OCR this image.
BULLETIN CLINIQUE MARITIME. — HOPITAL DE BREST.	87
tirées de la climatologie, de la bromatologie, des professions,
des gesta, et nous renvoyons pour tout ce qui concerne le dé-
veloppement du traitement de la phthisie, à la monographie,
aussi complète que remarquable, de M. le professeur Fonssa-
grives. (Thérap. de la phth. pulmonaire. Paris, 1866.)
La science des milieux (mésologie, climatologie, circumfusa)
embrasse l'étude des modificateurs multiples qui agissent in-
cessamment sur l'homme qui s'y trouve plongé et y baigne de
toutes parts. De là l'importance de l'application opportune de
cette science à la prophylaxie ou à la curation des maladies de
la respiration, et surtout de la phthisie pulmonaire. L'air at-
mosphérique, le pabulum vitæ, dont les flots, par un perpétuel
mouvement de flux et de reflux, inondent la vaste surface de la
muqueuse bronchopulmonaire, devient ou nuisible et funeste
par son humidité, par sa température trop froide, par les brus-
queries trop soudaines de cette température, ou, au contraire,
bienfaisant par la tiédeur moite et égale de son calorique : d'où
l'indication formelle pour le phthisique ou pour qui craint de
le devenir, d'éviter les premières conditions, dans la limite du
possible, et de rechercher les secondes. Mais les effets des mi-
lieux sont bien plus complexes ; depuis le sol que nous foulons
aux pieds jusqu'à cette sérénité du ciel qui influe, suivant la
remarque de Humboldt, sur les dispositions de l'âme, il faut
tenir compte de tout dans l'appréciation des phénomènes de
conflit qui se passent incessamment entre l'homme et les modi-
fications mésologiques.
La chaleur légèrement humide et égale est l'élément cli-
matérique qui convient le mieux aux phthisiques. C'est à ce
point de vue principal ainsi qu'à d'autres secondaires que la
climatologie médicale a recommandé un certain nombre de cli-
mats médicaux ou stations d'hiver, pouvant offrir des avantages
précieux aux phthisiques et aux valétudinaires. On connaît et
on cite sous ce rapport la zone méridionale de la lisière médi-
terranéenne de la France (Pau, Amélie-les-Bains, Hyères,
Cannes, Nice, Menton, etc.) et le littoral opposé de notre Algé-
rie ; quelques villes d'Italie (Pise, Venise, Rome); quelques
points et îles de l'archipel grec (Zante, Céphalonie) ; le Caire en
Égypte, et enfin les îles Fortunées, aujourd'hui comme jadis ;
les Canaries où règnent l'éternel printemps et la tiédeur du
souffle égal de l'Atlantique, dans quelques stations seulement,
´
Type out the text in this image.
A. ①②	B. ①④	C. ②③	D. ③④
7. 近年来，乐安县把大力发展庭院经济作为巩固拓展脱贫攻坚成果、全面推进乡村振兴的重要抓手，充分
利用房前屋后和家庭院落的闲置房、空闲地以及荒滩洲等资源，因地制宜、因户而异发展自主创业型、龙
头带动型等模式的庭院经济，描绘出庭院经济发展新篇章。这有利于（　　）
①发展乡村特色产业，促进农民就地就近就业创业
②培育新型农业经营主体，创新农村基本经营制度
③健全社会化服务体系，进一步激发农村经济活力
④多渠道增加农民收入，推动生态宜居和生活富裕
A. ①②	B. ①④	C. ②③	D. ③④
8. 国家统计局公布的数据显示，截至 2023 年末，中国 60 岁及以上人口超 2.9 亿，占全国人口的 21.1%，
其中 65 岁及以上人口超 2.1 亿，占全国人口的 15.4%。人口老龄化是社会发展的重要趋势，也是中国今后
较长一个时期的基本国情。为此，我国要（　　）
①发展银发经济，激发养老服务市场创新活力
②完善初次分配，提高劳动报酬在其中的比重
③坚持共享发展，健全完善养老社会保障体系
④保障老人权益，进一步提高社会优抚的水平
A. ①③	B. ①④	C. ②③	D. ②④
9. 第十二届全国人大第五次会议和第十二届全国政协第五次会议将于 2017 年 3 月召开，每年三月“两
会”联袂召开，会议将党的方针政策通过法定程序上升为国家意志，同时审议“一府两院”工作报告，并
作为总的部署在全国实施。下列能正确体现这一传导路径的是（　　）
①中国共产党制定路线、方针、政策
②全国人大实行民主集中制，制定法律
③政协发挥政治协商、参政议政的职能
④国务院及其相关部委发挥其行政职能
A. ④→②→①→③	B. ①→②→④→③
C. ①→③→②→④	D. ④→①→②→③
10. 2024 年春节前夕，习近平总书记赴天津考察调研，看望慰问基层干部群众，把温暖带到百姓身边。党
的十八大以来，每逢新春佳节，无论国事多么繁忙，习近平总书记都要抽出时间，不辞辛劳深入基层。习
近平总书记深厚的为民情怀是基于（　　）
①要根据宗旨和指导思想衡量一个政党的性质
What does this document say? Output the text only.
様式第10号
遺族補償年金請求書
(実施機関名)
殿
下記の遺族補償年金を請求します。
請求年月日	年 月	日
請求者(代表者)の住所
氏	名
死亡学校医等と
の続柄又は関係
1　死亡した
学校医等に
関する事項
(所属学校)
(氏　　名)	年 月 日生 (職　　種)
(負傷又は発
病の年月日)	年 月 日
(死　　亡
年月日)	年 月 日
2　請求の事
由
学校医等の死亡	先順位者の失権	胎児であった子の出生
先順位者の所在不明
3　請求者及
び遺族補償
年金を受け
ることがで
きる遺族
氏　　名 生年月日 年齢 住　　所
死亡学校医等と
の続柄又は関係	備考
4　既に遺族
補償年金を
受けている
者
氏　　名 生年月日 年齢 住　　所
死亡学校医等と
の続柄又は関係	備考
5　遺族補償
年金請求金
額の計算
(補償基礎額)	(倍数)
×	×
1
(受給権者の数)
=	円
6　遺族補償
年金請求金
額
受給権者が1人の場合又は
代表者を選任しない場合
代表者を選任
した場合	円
::::::
## WRITTEN PROBLEM
List the lines that contain the word "climatologie".

## ANSWER TO THIS EXERCISE
tirées de la climatologie, de la bromatologie, des professions,
La science des milieux (mésologie, climatologie, circumfusa)
climatologie médicale a recommandé un certain nombre de cli-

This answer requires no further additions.